(Collection entries)
++++++++
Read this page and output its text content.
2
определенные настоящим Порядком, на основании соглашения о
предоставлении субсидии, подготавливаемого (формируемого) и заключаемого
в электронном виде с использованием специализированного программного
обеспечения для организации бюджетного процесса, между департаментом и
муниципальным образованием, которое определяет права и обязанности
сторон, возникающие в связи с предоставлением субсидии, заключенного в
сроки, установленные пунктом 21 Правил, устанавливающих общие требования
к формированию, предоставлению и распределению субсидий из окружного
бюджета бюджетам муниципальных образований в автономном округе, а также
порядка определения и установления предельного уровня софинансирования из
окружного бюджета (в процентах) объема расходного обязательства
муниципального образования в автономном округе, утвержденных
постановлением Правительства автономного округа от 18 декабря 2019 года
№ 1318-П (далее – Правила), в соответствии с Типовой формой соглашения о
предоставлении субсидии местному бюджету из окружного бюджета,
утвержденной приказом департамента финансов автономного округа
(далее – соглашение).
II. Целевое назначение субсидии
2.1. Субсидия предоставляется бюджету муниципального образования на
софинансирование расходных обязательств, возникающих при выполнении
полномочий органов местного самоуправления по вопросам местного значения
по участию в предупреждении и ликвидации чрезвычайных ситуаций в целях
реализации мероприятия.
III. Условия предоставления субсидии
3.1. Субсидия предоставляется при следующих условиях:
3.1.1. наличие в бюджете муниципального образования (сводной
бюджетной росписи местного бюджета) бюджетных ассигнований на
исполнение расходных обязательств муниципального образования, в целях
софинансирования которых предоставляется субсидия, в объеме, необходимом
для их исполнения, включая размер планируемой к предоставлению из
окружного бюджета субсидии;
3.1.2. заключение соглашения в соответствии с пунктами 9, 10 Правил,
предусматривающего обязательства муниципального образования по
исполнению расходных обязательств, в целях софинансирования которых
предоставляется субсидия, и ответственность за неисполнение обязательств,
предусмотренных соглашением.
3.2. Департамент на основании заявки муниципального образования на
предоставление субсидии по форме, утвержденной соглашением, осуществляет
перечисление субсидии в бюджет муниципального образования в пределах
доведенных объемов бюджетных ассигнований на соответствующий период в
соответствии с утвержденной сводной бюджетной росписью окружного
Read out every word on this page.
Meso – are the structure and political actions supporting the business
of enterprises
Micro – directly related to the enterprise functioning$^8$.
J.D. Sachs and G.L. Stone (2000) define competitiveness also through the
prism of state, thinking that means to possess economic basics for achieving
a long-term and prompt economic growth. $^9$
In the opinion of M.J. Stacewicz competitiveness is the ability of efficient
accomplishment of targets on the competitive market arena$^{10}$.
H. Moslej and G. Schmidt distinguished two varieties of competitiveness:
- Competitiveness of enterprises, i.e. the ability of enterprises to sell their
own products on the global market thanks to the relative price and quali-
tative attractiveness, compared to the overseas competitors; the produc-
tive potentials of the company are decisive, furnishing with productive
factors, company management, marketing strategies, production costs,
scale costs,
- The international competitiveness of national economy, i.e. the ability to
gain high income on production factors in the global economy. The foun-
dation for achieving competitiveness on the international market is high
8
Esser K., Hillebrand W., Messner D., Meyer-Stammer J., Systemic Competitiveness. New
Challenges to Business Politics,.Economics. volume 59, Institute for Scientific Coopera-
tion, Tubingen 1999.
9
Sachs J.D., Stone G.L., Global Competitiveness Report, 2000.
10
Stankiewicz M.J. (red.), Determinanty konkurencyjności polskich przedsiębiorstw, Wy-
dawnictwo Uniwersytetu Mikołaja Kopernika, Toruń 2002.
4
++++++++
Retype all of the material, keeping each line exact.

Read this page and output its text content.
2
определенные настоящим Порядком, на основании соглашения о
предоставлении субсидии, подготавливаемого (формируемого) и заключаемого
в электронном виде с использованием специализированного программного
обеспечения для организации бюджетного процесса, между департаментом и
муниципальным образованием, которое определяет права и обязанности
сторон, возникающие в связи с предоставлением субсидии, заключенного в
сроки, установленные пунктом 21 Правил, устанавливающих общие требования
к формированию, предоставлению и распределению субсидий из окружного
бюджета бюджетам муниципальных образований в автономном округе, а также
порядка определения и установления предельного уровня софинансирования из
окружного бюджета (в процентах) объема расходного обязательства
муниципального образования в автономном округе, утвержденных
постановлением Правительства автономного округа от 18 декабря 2019 года
№ 1318-П (далее – Правила), в соответствии с Типовой формой соглашения о
предоставлении субсидии местному бюджету из окружного бюджета,
утвержденной приказом департамента финансов автономного округа
(далее – соглашение).
II. Целевое назначение субсидии
2.1. Субсидия предоставляется бюджету муниципального образования на
софинансирование расходных обязательств, возникающих при выполнении
полномочий органов местного самоуправления по вопросам местного значения
по участию в предупреждении и ликвидации чрезвычайных ситуаций в целях
реализации мероприятия.
III. Условия предоставления субсидии
3.1. Субсидия предоставляется при следующих условиях:
3.1.1. наличие в бюджете муниципального образования (сводной
бюджетной росписи местного бюджета) бюджетных ассигнований на
исполнение расходных обязательств муниципального образования, в целях
софинансирования которых предоставляется субсидия, в объеме, необходимом
для их исполнения, включая размер планируемой к предоставлению из
окружного бюджета субсидии;
3.1.2. заключение соглашения в соответствии с пунктами 9, 10 Правил,
предусматривающего обязательства муниципального образования по
исполнению расходных обязательств, в целях софинансирования которых
предоставляется субсидия, и ответственность за неисполнение обязательств,
предусмотренных соглашением.
3.2. Департамент на основании заявки муниципального образования на
предоставление субсидии по форме, утвержденной соглашением, осуществляет
перечисление субсидии в бюджет муниципального образования в пределах
доведенных объемов бюджетных ассигнований на соответствующий период в
соответствии с утвержденной сводной бюджетной росписью окружного
Read out every word on this page.
Meso – are the structure and political actions supporting the business
of enterprises
Micro – directly related to the enterprise functioning$^8$.
J.D. Sachs and G.L. Stone (2000) define competitiveness also through the
prism of state, thinking that means to possess economic basics for achieving
a long-term and prompt economic growth. $^9$
In the opinion of M.J. Stacewicz competitiveness is the ability of efficient
accomplishment of targets on the competitive market arena$^{10}$.
H. Moslej and G. Schmidt distinguished two varieties of competitiveness:
- Competitiveness of enterprises, i.e. the ability of enterprises to sell their
own products on the global market thanks to the relative price and quali-
tative attractiveness, compared to the overseas competitors; the produc-
tive potentials of the company are decisive, furnishing with productive
factors, company management, marketing strategies, production costs,
scale costs,
- The international competitiveness of national economy, i.e. the ability to
gain high income on production factors in the global economy. The foun-
dation for achieving competitiveness on the international market is high
8
Esser K., Hillebrand W., Messner D., Meyer-Stammer J., Systemic Competitiveness. New
Challenges to Business Politics,.Economics. volume 59, Institute for Scientific Coopera-
tion, Tubingen 1999.
9
Sachs J.D., Stone G.L., Global Competitiveness Report, 2000.
10
Stankiewicz M.J. (red.), Determinanty konkurencyjności polskich przedsiębiorstw, Wy-
dawnictwo Uniwersytetu Mikołaja Kopernika, Toruń 2002.
4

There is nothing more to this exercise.